- _TASK INSTRUCTIONS_
Return every line of the material exactly.

━━━━━ DATA SECTION

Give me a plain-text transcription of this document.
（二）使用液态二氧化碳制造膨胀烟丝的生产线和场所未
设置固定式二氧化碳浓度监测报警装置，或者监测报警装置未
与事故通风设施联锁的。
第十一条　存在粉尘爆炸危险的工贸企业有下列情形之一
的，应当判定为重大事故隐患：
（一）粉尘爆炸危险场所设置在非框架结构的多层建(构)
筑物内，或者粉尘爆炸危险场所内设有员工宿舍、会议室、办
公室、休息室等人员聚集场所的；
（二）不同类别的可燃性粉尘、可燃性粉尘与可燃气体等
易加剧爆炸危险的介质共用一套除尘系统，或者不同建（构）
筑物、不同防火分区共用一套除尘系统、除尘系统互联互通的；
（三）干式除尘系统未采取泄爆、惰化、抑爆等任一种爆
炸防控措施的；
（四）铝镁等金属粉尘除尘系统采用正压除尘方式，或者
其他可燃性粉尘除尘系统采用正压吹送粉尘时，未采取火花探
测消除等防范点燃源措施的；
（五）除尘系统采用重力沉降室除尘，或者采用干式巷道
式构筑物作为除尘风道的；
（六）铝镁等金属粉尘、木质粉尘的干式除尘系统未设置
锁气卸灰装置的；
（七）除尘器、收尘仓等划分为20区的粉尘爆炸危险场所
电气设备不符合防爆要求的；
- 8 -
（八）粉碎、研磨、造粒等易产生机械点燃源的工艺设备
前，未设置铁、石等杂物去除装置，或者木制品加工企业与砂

━━━━━━━━━━

- _PROBLEM SOLUTION_
Give me a plain-text transcription of this document.
（二）使用液态二氧化碳制造膨胀烟丝的生产线和场所未
设置固定式二氧化碳浓度监测报警装置，或者监测报警装置未
与事故通风设施联锁的。
第十一条　存在粉尘爆炸危险的工贸企业有下列情形之一
的，应当判定为重大事故隐患：
（一）粉尘爆炸危险场所设置在非框架结构的多层建(构)
筑物内，或者粉尘爆炸危险场所内设有员工宿舍、会议室、办
公室、休息室等人员聚集场所的；
（二）不同类别的可燃性粉尘、可燃性粉尘与可燃气体等
易加剧爆炸危险的介质共用一套除尘系统，或者不同建（构）
筑物、不同防火分区共用一套除尘系统、除尘系统互联互通的；
（三）干式除尘系统未采取泄爆、惰化、抑爆等任一种爆
炸防控措施的；
（四）铝镁等金属粉尘除尘系统采用正压除尘方式，或者
其他可燃性粉尘除尘系统采用正压吹送粉尘时，未采取火花探
测消除等防范点燃源措施的；
（五）除尘系统采用重力沉降室除尘，或者采用干式巷道
式构筑物作为除尘风道的；
（六）铝镁等金属粉尘、木质粉尘的干式除尘系统未设置
锁气卸灰装置的；
（七）除尘器、收尘仓等划分为20区的粉尘爆炸危险场所
电气设备不符合防爆要求的；
- 8 -
（八）粉碎、研磨、造粒等易产生机械点燃源的工艺设备
前，未设置铁、石等杂物去除装置，或者木制品加工企业与砂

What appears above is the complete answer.